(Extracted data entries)
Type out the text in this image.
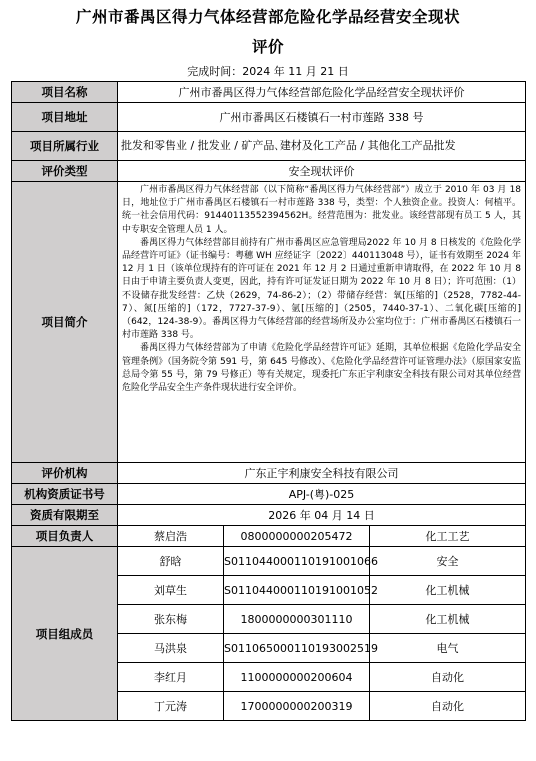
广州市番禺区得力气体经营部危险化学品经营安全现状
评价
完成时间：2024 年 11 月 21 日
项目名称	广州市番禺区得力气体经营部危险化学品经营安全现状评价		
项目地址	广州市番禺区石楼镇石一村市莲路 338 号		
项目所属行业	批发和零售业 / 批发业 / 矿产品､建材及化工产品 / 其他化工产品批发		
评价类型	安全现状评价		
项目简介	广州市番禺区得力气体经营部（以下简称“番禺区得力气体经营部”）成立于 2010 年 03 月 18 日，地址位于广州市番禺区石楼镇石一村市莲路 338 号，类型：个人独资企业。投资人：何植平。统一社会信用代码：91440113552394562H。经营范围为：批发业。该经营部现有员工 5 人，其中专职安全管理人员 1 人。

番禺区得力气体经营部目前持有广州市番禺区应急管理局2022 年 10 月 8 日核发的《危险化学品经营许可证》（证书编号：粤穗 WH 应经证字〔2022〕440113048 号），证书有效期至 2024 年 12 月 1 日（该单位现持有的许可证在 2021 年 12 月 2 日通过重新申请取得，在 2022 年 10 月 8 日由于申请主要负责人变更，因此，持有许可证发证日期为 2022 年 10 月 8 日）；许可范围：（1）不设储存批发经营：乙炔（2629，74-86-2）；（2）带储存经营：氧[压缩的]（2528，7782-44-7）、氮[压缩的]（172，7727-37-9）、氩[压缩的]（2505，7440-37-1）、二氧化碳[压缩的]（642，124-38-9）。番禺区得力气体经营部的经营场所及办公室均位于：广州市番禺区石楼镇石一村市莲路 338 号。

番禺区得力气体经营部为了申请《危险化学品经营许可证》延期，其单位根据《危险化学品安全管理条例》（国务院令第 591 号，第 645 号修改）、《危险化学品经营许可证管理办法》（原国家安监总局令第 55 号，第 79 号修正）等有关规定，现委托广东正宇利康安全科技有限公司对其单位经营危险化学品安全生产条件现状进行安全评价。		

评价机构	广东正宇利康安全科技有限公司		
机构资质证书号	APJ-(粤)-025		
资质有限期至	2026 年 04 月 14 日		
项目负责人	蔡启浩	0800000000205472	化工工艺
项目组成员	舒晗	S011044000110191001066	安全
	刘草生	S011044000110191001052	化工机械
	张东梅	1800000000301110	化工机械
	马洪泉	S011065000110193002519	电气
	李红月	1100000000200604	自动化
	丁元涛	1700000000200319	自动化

---

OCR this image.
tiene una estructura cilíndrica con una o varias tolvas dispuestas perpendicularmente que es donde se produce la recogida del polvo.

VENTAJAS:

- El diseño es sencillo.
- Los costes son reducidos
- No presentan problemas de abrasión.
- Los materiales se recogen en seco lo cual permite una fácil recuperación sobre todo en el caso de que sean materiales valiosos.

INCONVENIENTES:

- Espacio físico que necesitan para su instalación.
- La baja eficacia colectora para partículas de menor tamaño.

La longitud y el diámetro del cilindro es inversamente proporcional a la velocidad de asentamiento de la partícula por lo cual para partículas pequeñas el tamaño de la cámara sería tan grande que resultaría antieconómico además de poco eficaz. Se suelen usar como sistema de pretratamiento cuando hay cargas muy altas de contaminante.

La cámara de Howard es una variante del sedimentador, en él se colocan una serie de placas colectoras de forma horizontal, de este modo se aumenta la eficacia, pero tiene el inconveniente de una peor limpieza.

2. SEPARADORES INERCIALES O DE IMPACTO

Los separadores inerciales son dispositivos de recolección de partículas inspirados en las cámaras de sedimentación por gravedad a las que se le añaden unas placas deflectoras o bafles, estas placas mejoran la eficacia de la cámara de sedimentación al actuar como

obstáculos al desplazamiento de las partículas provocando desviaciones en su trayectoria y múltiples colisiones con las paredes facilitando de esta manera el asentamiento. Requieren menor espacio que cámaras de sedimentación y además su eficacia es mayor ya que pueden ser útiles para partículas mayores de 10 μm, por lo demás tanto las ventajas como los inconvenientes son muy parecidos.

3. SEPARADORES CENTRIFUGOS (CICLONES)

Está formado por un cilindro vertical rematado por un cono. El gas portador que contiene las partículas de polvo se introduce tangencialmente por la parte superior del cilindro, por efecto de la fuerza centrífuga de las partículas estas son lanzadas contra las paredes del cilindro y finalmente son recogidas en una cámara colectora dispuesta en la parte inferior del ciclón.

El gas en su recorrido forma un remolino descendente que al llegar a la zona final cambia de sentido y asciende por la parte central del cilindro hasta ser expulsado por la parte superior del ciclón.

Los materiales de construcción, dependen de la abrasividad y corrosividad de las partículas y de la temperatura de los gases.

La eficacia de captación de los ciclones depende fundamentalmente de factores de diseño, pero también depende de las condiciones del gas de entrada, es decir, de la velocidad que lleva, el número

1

◆ WHAT IS BEING ASKED:
Select and copy each line from the data that includes the word "materiales".

◆ THE COMPLETED TASK:
- Los materiales se recogen en seco lo cual permite una fácil recuperación sobre todo en el caso de que sean materiales valiosos.
Los materiales de construcción, dependen de la abrasividad y corrosividad de las partículas y de la temperatura de los gases.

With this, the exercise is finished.